## What you will do
Copy each line that holds "quantity".

## Input for this task
** Begin **

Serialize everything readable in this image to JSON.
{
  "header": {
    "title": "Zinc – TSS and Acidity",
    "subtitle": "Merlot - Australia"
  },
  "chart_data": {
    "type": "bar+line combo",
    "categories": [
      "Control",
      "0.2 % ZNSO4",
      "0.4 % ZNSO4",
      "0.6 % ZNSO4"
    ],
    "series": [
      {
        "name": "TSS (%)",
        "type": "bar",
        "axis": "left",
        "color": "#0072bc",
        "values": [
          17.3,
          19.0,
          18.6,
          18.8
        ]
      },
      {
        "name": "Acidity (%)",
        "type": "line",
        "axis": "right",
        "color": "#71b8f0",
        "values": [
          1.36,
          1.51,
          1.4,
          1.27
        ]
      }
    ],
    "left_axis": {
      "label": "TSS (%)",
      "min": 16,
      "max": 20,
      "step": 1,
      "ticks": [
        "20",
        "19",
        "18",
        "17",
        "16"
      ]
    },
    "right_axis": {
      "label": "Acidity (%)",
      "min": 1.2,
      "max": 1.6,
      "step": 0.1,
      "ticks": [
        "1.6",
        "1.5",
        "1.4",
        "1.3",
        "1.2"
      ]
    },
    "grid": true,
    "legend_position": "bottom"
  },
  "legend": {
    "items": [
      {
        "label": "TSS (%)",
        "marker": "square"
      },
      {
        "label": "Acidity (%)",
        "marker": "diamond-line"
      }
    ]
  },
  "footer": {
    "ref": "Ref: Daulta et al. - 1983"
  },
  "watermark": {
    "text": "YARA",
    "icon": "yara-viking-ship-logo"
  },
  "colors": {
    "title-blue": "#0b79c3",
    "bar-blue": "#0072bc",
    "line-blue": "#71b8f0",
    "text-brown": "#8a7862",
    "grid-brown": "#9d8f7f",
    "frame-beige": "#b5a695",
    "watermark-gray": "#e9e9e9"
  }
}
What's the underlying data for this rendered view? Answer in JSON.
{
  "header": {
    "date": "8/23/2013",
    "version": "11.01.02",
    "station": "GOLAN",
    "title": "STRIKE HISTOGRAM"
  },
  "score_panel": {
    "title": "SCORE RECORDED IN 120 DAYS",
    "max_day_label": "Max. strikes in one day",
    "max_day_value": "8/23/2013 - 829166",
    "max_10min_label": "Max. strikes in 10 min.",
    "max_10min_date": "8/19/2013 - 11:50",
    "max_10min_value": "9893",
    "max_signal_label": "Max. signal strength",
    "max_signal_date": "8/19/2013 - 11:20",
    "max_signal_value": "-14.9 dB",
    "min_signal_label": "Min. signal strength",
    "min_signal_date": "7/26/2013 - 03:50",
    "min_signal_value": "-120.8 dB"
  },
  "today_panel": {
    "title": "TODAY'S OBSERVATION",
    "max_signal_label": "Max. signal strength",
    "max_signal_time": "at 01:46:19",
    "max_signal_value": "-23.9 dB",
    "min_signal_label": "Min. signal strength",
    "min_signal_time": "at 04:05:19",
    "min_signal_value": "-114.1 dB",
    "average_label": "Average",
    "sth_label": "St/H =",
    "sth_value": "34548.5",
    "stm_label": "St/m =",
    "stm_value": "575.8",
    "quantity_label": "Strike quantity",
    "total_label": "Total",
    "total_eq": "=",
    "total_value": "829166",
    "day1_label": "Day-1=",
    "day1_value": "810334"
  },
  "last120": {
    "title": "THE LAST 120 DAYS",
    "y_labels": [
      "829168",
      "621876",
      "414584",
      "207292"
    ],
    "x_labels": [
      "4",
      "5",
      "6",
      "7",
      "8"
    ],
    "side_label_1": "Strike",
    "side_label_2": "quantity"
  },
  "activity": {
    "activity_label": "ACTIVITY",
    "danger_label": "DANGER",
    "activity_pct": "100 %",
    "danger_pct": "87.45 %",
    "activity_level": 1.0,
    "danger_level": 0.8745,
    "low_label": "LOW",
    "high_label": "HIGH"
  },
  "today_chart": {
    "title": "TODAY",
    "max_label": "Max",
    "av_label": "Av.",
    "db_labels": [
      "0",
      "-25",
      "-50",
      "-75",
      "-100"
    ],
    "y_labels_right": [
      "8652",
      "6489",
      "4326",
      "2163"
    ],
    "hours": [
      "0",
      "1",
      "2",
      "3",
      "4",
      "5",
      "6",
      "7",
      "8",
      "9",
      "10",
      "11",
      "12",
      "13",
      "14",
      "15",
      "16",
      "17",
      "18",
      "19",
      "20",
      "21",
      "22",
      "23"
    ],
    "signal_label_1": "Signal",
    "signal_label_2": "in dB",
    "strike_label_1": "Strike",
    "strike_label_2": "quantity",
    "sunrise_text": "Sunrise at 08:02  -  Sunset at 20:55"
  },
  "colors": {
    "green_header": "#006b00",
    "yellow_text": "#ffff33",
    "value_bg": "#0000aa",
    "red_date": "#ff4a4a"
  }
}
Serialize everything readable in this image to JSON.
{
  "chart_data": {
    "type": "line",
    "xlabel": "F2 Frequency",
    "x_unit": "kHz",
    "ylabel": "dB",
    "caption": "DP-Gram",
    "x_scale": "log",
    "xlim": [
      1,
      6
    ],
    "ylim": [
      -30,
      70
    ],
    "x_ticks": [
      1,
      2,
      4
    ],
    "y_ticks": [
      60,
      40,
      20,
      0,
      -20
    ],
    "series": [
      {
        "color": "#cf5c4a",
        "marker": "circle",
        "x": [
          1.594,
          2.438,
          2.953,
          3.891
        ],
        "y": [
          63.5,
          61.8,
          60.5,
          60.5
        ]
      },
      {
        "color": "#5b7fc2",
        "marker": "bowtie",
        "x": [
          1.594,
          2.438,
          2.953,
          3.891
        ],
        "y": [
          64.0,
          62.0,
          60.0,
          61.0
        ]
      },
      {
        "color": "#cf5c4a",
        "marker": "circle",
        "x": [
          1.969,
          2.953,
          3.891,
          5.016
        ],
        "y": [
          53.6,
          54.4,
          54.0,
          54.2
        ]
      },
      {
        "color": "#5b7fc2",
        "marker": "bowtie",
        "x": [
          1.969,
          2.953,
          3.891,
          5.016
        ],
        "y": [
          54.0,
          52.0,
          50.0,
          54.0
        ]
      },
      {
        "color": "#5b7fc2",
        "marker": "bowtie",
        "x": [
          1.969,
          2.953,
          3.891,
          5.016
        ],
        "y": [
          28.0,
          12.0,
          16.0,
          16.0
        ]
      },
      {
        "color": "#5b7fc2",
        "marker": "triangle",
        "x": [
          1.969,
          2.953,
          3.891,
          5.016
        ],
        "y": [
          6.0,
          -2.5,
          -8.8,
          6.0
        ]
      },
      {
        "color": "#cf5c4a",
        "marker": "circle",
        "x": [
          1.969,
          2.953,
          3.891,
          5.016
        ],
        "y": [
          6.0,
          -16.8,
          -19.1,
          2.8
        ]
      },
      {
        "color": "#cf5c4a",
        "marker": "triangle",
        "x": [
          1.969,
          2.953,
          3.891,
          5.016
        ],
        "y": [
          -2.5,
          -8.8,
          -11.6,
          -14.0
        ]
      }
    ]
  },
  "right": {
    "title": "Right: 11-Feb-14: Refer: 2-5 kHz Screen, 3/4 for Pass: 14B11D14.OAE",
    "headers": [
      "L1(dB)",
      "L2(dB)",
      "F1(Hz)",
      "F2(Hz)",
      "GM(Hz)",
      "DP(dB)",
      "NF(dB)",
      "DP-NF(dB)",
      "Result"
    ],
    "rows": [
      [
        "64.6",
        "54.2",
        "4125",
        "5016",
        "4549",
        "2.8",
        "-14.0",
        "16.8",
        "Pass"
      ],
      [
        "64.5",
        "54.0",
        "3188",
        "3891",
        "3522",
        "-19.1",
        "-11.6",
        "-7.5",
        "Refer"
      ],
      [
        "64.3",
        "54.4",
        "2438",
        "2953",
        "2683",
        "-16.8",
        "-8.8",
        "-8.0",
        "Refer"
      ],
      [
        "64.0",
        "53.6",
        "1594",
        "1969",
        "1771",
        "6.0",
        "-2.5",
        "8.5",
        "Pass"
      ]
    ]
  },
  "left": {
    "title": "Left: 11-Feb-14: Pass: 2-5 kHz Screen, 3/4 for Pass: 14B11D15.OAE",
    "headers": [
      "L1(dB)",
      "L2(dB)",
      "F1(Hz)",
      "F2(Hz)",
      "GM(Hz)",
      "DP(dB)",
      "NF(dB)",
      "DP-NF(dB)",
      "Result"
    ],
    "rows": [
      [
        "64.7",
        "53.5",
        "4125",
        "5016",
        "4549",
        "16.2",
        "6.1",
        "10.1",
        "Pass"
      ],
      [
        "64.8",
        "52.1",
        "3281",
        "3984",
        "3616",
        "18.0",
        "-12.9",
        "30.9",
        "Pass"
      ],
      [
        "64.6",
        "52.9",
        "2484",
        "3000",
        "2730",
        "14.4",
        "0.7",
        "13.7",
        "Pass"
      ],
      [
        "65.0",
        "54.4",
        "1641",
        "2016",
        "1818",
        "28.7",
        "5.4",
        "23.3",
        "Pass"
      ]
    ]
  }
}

** End **

## Result of the task
    "quantity_label": "Strike quantity",
    "side_label_2": "quantity"
    "strike_label_2": "quantity",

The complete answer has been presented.